◆ The problem: Write out every line below that includes the word "spolek".

>> start Information given

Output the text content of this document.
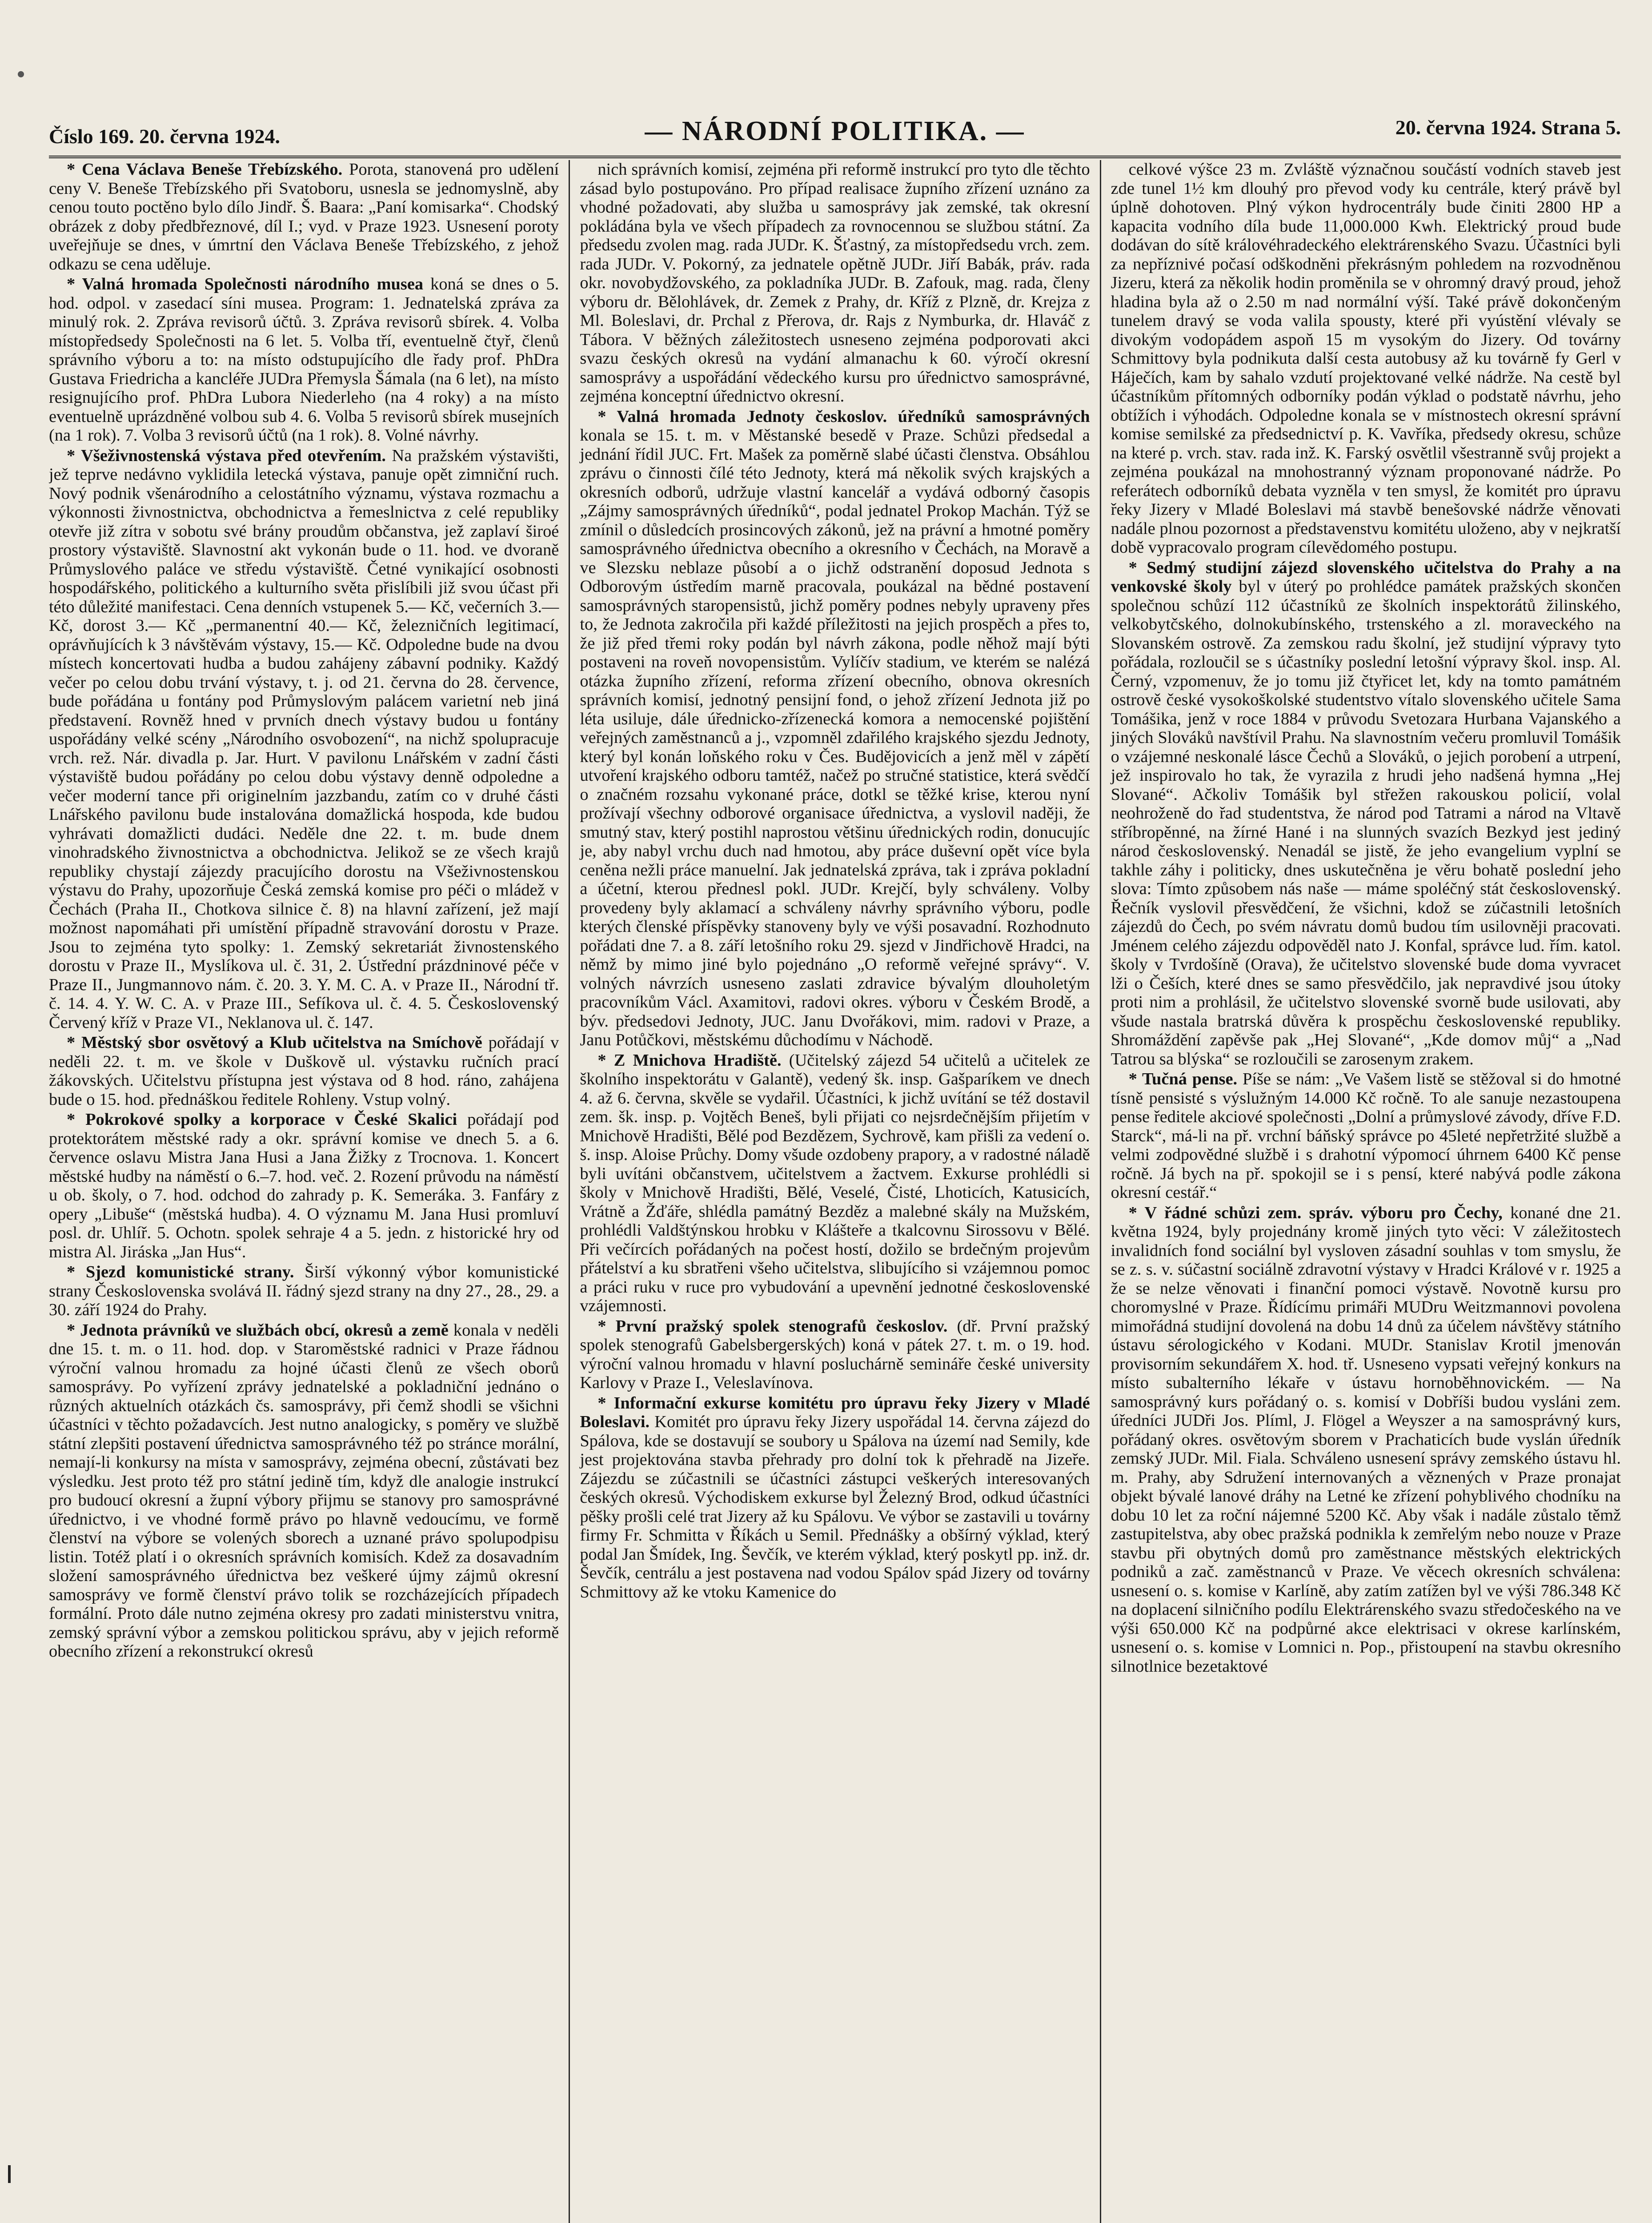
Číslo 169. 20. června 1924.	— NÁRODNÍ POLITIKA. —	20. června 1924. Strana 5.

* Cena Václava Beneše Třebízského. Porota, stanovená pro udělení ceny V. Beneše Třebízského při Svatoboru, usnesla se jednomyslně, aby cenou touto poctěno bylo dílo Jindř. Š. Baara: „Paní komisarka“. Chodský obrázek z doby předbřeznové, díl I.; vyd. v Praze 1923. Usnesení poroty uveřejňuje se dnes, v úmrtní den Václava Beneše Třebízského, z jehož odkazu se cena uděluje.

* Valná hromada Společnosti národního musea koná se dnes o 5. hod. odpol. v zasedací síni musea. Program: 1. Jednatelská zpráva za minulý rok. 2. Zpráva revisorů účtů. 3. Zpráva revisorů sbírek. 4. Volba místopředsedy Společnosti na 6 let. 5. Volba tří, eventuelně čtyř, členů správního výboru a to: na místo odstupujícího dle řady prof. PhDra Gustava Friedricha a kancléře JUDra Přemysla Šámala (na 6 let), na místo resignujícího prof. PhDra Lubora Niederleho (na 4 roky) a na místo eventuelně uprázdněné volbou sub 4. 6. Volba 5 revisorů sbírek musejních (na 1 rok). 7. Volba 3 revisorů účtů (na 1 rok). 8. Volné návrhy.

* Všeživnostenská výstava před otevřením. Na pražském výstavišti, jež teprve nedávno vyklidila letecká výstava, panuje opět zimniční ruch. Nový podnik všenárodního a celostátního významu, výstava rozmachu a výkonnosti živnostnictva, obchodnictva a řemeslnictva z celé republiky otevře již zítra v sobotu své brány proudům občanstva, jež zaplaví široé prostory výstaviště. Slavnostní akt vykonán bude o 11. hod. ve dvoraně Průmyslového paláce ve středu výstaviště. Četné vynikající osobnosti hospodářského, politického a kulturního světa přislíbili již svou účast při této důležité manifestaci. Cena denních vstupenek 5.— Kč, večerních 3.— Kč, dorost 3.— Kč „permanentní 40.— Kč, železničních legitimací, oprávňujících k 3 návštěvám výstavy, 15.— Kč. Odpoledne bude na dvou místech koncertovati hudba a budou zahájeny zábavní podniky. Každý večer po celou dobu trvání výstavy, t. j. od 21. června do 28. července, bude pořádána u fontány pod Průmyslovým palácem varietní neb jiná představení. Rovněž hned v prvních dnech výstavy budou u fontány uspořádány velké scény „Národního osvobození“, na nichž spoluprаcuje vrch. rež. Nár. divadla p. Jar. Hurt. V pavilonu Lnářském v zadní části výstaviště budou pořádány po celou dobu výstavy denně odpoledne a večer moderní tance při originelním jazzbandu, zatím co v druhé části Lnářského pavilonu bude instalována domažlická hospoda, kde budou vyhrávati domažlicti dudáci. Neděle dne 22. t. m. bude dnem vinohradského živnostnictva a obchodnictva. Jelikož se ze všech krajů republiky chystají zájezdy pracujícího dorostu na Všeživnostenskou výstavu do Prahy, upozorňuje Česká zemská komise pro péči o mládež v Čechách (Praha II., Chotkova silnice č. 8) na hlavní zařízení, jež mají možnost napomáhati při umístění případně stravování dorostu v Praze. Jsou to zejména tyto spolky: 1. Zemský sekretariát živnostenského dorostu v Praze II., Myslíkova ul. č. 31, 2. Ústřední prázdninové péče v Praze II., Jungmannovo nám. č. 20. 3. Y. M. C. A. v Praze II., Národní tř. č. 14. 4. Y. W. C. A. v Praze III., Sefíkova ul. č. 4. 5. Československý Červený kříž v Praze VI., Neklanova ul. č. 147.

* Městský sbor osvětový a Klub učitelstva na Smíchově pořádají v neděli 22. t. m. ve škole v Duškově ul. výstavku ručních prací žákovských. Učitelstvu přístupna jest výstava od 8 hod. ráno, zahájena bude o 15. hod. přednáškou ředitele Rohleny. Vstup volný.

* Pokrokové spolky a korporace v České Skalici pořádají pod protektorátem městské rady a okr. správní komise ve dnech 5. a 6. července oslavu Mistra Jana Husi a Jana Žižky z Trocnova. 1. Koncert městské hudby na náměstí o 6.–7. hod. več. 2. Rození průvodu na náměstí u ob. školy, o 7. hod. odchod do zahrady p. K. Semeráka. 3. Fanfáry z opery „Libuše“ (městská hudba). 4. O významu M. Jana Husi promluví posl. dr. Uhlíř. 5. Ochotn. spolek sehraje 4 a 5. jedn. z historické hry od mistra Al. Jiráska „Jan Hus“.

* Sjezd komunistické strany. Širší výkonný výbor komunistické strany Československa svolává II. řádný sjezd strany na dny 27., 28., 29. a 30. září 1924 do Prahy.

* Jednota právníků ve službách obcí, okresů a země konala v neděli dne 15. t. m. o 11. hod. dop. v Staroměstské radnici v Praze řádnou výroční valnou hromadu za hojné účasti členů ze všech oborů samosprávy. Po vyřízení zprávy jednatelské a pokladniční jednáno o různých aktuelních otázkách čs. samosprávy, při čemž shodli se všichni účastníci v těchto požadavcích. Jest nutno analogicky, s poměry ve službě státní zlepšiti postavení úřednictva samosprávného též po stránce morální, nemají-li konkursy na místa v samosprávy, zejména obecní, zůstávati bez výsledku. Jest proto též pro státní jedině tím, když dle analogie instrukcí pro budoucí okresní a župní výbory přijmu se stanovy pro samosprávné úřednictvo, i ve vhodné formě právo po hlavně vedoucímu, ve formě členství na výbore se volených sborech a uznané právo spolupodpisu listin. Totéž platí i o okresních správních komisích. Kdež za dosavadním složení samosprávného úřednictva bez veškeré újmy zájmů okresní samosprávy ve formě členství právo tolik se rozcházejících případech formální. Proto dále nutno zejména okresy pro zadati ministerstvu vnitra, zemský správní výbor a zemskou politickou správu, aby v jejich reformě obecního zřízení a rekonstrukcí okresů

nich správních komisí, zejména při reformě instrukcí pro tyto dle těchto zásad bylo postupováno. Pro případ realisace župního zřízení uznáno za vhodné požadovati, aby služba u samosprávy jak zemské, tak okresní pokládána byla ve všech případech za rovnocennou se službou státní. Za předsedu zvolen mag. rada JUDr. K. Šťastný, za místopředsedu vrch. zem. rada JUDr. V. Pokorný, za jednatele opětně JUDr. Jiří Babák, práv. rada okr. novobydžovského, za pokladníka JUDr. B. Zafouk, mag. rada, členy výboru dr. Bělohlávek, dr. Zemek z Prahy, dr. Kříž z Plzně, dr. Krejza z Ml. Boleslavi, dr. Prchal z Přerova, dr. Rajs z Nymburka, dr. Hlaváč z Tábora. V běžných záležitostech usneseno zejména podporovati akci svazu českých okresů na vydání almanachu k 60. výročí okresní samosprávy a uspořádání vědeckého kursu pro úřednictvo samosprávné, zejména konceptní úřednictvo okresní.

* Valná hromada Jednoty českoslov. úředníků samosprávných konala se 15. t. m. v Městanské besedě v Praze. Schůzi předsedal a jednání řídil JUC. Frt. Mašek za poměrně slabé účasti členstva. Obsáhlou zprávu o činnosti čílé této Jednoty, která má několik svých krajských a okresních odborů, udržuje vlastní kancelář a vydává odborný časopis „Zájmy samosprávných úředníků“, podal jednatel Prokop Machán. Týž se zmínil o důsledcích prosincových zákonů, jež na právní a hmotné poměry samosprávného úřednictva obecního a okresního v Čechách, na Moravě a ve Slezsku neblaze působí a o jichž odstranění doposud Jednota s Odborovým ústředím marně pracovala, poukázal na bědné postavení samosprávných staropensistů, jichž poměry podnes nebyly upraveny přes to, že Jednota zakročila při každé příležitosti na jejich prospěch a přes to, že již před třemi roky podán byl návrh zákona, podle něhož mají býti postaveni na roveň novopensistům. Vylíčív stadium, ve kterém se nalézá otázka župního zřízení, reforma zřízení obecního, obnova okresních správních komisí, jednotný pensijní fond, o jehož zřízení Jednota již po léta usiluje, dále úřednicko-zřízenecká komora a nemocenské pojištění veřejných zaměstnanců a j., vzpomněl zdařilého krajského sjezdu Jednoty, který byl konán loňského roku v Čes. Budějovicích a jenž měl v zápětí utvoření krajského odboru tamtéž, načež po stručné statistice, která svědčí o značném rozsahu vykonané práce, dotkl se těžké krise, kterou nyní prožívají všechny odborové organisace úřednictva, a vyslovil naději, že smutný stav, který postihl naprostou většinu úřednických rodin, donucujíc je, aby nabyl vrchu duch nad hmotou, aby práce duševní opět více byla ceněna nežli práce manuelní. Jak jednatelská zpráva, tak i zpráva pokladní a účetní, kterou přednesl pokl. JUDr. Krejčí, byly schváleny. Volby provedeny byly aklamací a schváleny návrhy správního výboru, podle kterých členské příspěvky stanoveny byly ve výši posavadní. Rozhodnuto pořádati dne 7. a 8. září letošního roku 29. sjezd v Jindřichově Hradci, na němž by mimo jiné bylo pojednáno „O reformě veřejné správy“. V. volných návrzích usneseno zaslati zdravice bývalým dlouholetým pracovníkům Václ. Axamitovi, radovi okres. výboru v Českém Brodě, a býv. předsedovi Jednoty, JUC. Janu Dvořákovi, mim. radovi v Praze, a Janu Potůčkovi, městskému důchodímu v Náchodě.

* Z Mnichova Hradiště. (Učitelský zájezd 54 učitelů a učitelek ze školního inspektorátu v Galantě), vedený šk. insp. Gašparíkem ve dnech 4. až 6. června, skvěle se vydařil. Účastníci, k jichž uvítání se též dostavil zem. šk. insp. p. Vojtěch Beneš, byli přijati co nejsrdečnějším přijetím v Mnichově Hradišti, Bělé pod Bezdězem, Sychrově, kam přišli za vedení o. š. insp. Aloise Průchy. Domy všude ozdobeny prapory, a v radostné náladě byli uvítáni občanstvem, učitelstvem a žactvem. Exkurse prohlédli si školy v Mnichově Hradišti, Bělé, Veselé, Čisté, Lhoticích, Katusicích, Vrátně a Žďáře, shlédla památný Bezděz a malebné skály na Mužském, prohlédli Valdštýnskou hrobku v Klášteře a tkalcovnu Sirossovu v Bělé. Při večírcích pořádaných na počest hostí, dožilo se brdečným projevům přátelství a ku sbratřeni všeho učitelstva, slibujícího si vzájemnou pomoc a práci ruku v ruce pro vybudování a upevnění jednotné československé vzájemnosti.

* První pražský spolek stenografů českoslov. (dř. První pražský spolek stenografů Gabelsbergerských) koná v pátek 27. t. m. o 19. hod. výroční valnou hromadu v hlavní posluchárně semináře české university Karlovy v Praze I., Veleslavínova.

* Informační exkurse komitétu pro úpravu řeky Jizery v Mladé Boleslavi. Komitét pro úpravu řeky Jizery uspořádal 14. června zájezd do Spálova, kde se dostavují se soubory u Spálova na území nad Semily, kde jest projektována stavba přehrady pro dolní tok k přehradě na Jizeře. Zájezdu se zúčastnili se účastníci zástupci veškerých interesovaných českých okresů. Východiskem exkurse byl Železný Brod, odkud účastníci pěšky prošli celé trat Jizery až ku Spálovu. Ve výbor se zastavili u továrny firmy Fr. Schmitta v Říkách u Semil. Přednášky a obšírný výklad, který podal Jan Šmídek, Ing. Ševčík, ve kterém výklad, který poskytl pp. inž. dr. Ševčík, centrálu a jest postavena nad vodou Spálov spád Jizery od továrny Schmittovy až ke vtoku Kamenice do

celkové výšce 23 m. Zvláště význačnou součástí vodních staveb jest zde tunel 1½ km dlouhý pro převod vody ku centrále, který právě byl úplně dohotoven. Plný výkon hydrocentrály bude činiti 2800 HP a kapacita vodního díla bude 11,000.000 Kwh. Elektrický proud bude dodávan do sítě královéhradeckého elektrárenského Svazu. Účastníci byli za nepříznivé počasí odškodněni překrásným pohledem na rozvodněnou Jizeru, která za několik hodin proměnila se v ohromný dravý proud, jehož hladina byla až o 2.50 m nad normální výší. Také právě dokončeným tunelem dravý se voda valila spousty, které při vyústění vlévaly se divokým vodopádem aspoň 15 m vysokým do Jizery. Od továrny Schmittovy byla podnikuta další cesta autobusy až ku továrně fy Gerl v Háječích, kam by sahalo vzdutí projektované velké nádrže. Na cestě byl účastníkům přítomných odborníky podán výklad o podstatě návrhu, jeho obtížích i výhodách. Odpoledne konala se v místnostech okresní správní komise semilské za předsednictví p. K. Vavříka, předsedy okresu, schůze na které p. vrch. stav. rada inž. K. Farský osvětlil všestranně svůj projekt a zejména poukázal na mnohostranný význam proponované nádrže. Po referátech odborníků debata vyzněla v ten smysl, že komitét pro úpravu řeky Jizery v Mladé Boleslavi má stavbě benešovské nádrže věnovati nadále plnou pozornost a představenstvu komitétu uloženo, aby v nejkratší době vypracovalo program cílevědomého postupu.

* Sedmý studijní zájezd slovenského učitelstva do Prahy a na venkovské školy byl v úterý po prohlédce památek pražských skončen společnou schůzí 112 účastníků ze školních inspektorátů žilinského, velkobytčského, dolnokubínského, trstenského a zl. moraveckého na Slovanském ostrově. Za zemskou radu školní, jež studijní výpravy tyto pořádala, rozloučil se s účastníky poslední letošní výpravy škol. insp. Al. Černý, vzpomenuv, že jo tomu již čtyřicet let, kdy na tomto památném ostrově české vysokoškolské studentstvo vítalo slovenského učitele Sama Tomášika, jenž v roce 1884 v průvodu Svetozara Hurbana Vajanského a jiných Slováků navštívil Prahu. Na slavnostním večeru promluvil Tomášik o vzájemné neskonalé lásce Čechů a Slováků, o jejich porobení a utrpení, jež inspirovalo ho tak, že vyrazila z hrudi jeho nadšená hymna „Hej Slované“. Ačkoliv Tomášik byl střežen rakouskou policií, volal neohroženě do řad studentstva, že národ pod Tatrami a národ na Vltavě stříbropěnné, na žírné Hané i na slunných svazích Bezkyd jest jediný národ československý. Nenadál se jistě, že jeho evangelium vyplní se takhle záhy i politicky, dnes uskutečněna je věru bohatě poslední jeho slova: Tímto způsobem nás naše — máme spoléčný stát československý. Řečník vyslovil přesvědčení, že všichni, kdož se zúčastnili letošních zájezdů do Čech, po svém návratu domů budou tím usilovněji pracovati. Jménem celého zájezdu odpověděl nato J. Konfal, správce lud. řím. katol. školy v Tvrdošíně (Orava), že učitelstvo slovenské bude doma vyvracet lži o Češích, které dnes se samo přesvědčilo, jak nepravdivé jsou útoky proti nim a prohlásil, že učitelstvo slovenské svorně bude usilovati, aby všude nastala bratrská důvěra k prospěchu československé republiky. Shromáždění zapěvše pak „Hej Slované“, „Kde domov můj“ a „Nad Tatrou sa blýska“ se rozloučili se zarosenym zrakem.

* Tučná pense. Píše se nám: „Ve Vašem listě se stěžoval si do hmotné tísně pensisté s výslužným 14.000 Kč ročně. To ale sanuje nezastoupena pense ředitele akciové společnosti „Dolní a průmyslové závody, dříve F.D. Starck“, má-li na př. vrchní báňský správce po 45leté nepřetržité službě a velmi zodpovědné službě i s drahotní výpomocí úhrnem 6400 Kč pense ročně. Já bych na př. spokojil se i s pensí, které nabývá podle zákona okresní cestář.“

* V řádné schůzi zem. správ. výboru pro Čechy, konané dne 21. května 1924, byly projednány kromě jiných tyto věci: V záležitostech invalidních fond sociální byl vysloven zásadní souhlas v tom smyslu, že se z. s. v. súčastní sociálně zdravotní výstavy v Hradci Králové v r. 1925 a že se nelze věnovati i finanční pomoci výstavě. Novotně kursu pro choromyslné v Praze. Řídícímu primáři MUDru Weitzmannovi povolena mimořádná studijní dovolená na dobu 14 dnů za účelem návštěvy státního ústavu sérologického v Kodani. MUDr. Stanislav Krotil jmenován provisorním sekundářem X. hod. tř. Usneseno vypsati veřejný konkurs na místo subalterního lékaře v ústavu hornoběhnovickém. — Na samosprávný kurs pořádaný o. s. komisí v Dobříši budou vysláni zem. úředníci JUDři Jos. Plíml, J. Flögel a Weyszer a na samosprávný kurs, pořádaný okres. osvětovým sborem v Prachaticích bude vyslán úředník zemský JUDr. Mil. Fiala. Schváleno usnesení správy zemského ústavu hl. m. Prahy, aby Sdružení internovaných a věznených v Praze pronajat objekt bývalé lanové dráhy na Letné ke zřízení pohyblivého chodníku na dobu 10 let za roční nájemné 5200 Kč. Aby však i nadále zůstalo těmž zastupitelstva, aby obec pražská podnikla k zemřelým nebo nouze v Praze stavbu při obytných domů pro zaměstnance městských elektrických podniků a zač. zaměstnanců v Praze. Ve věcech okresních schválena: usnesení o. s. komise v Karlíně, aby zatím zatížen byl ve výši 786.348 Kč na doplacení silničního podílu Elektrárenského svazu středočeského na ve výši 650.000 Kč na podpůrné akce elektrisaci v okrese karlínském, usnesení o. s. komise v Lomnici n. Pop., přistoupení na stavbu okresního silnotlnice bezetaktové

>> end Information given

◆ Output:
* Pokrokové spolky a korporace v České Skalici pořádají pod protektorátem městské rady a okr. správní komise ve dnech 5. a 6. července oslavu Mistra Jana Husi a Jana Žižky z Trocnova. 1. Koncert městské hudby na náměstí o 6.–7. hod. več. 2. Rození průvodu na náměstí u ob. školy, o 7. hod. odchod do zahrady p. K. Semeráka. 3. Fanfáry z opery „Libuše“ (městská hudba). 4. O významu M. Jana Husi promluví posl. dr. Uhlíř. 5. Ochotn. spolek sehraje 4 a 5. jedn. z historické hry od mistra Al. Jiráska „Jan Hus“.
* První pražský spolek stenografů českoslov. (dř. První pražský spolek stenografů Gabelsbergerských) koná v pátek 27. t. m. o 19. hod. výroční valnou hromadu v hlavní posluchárně semináře české university Karlovy v Praze I., Veleslavínova.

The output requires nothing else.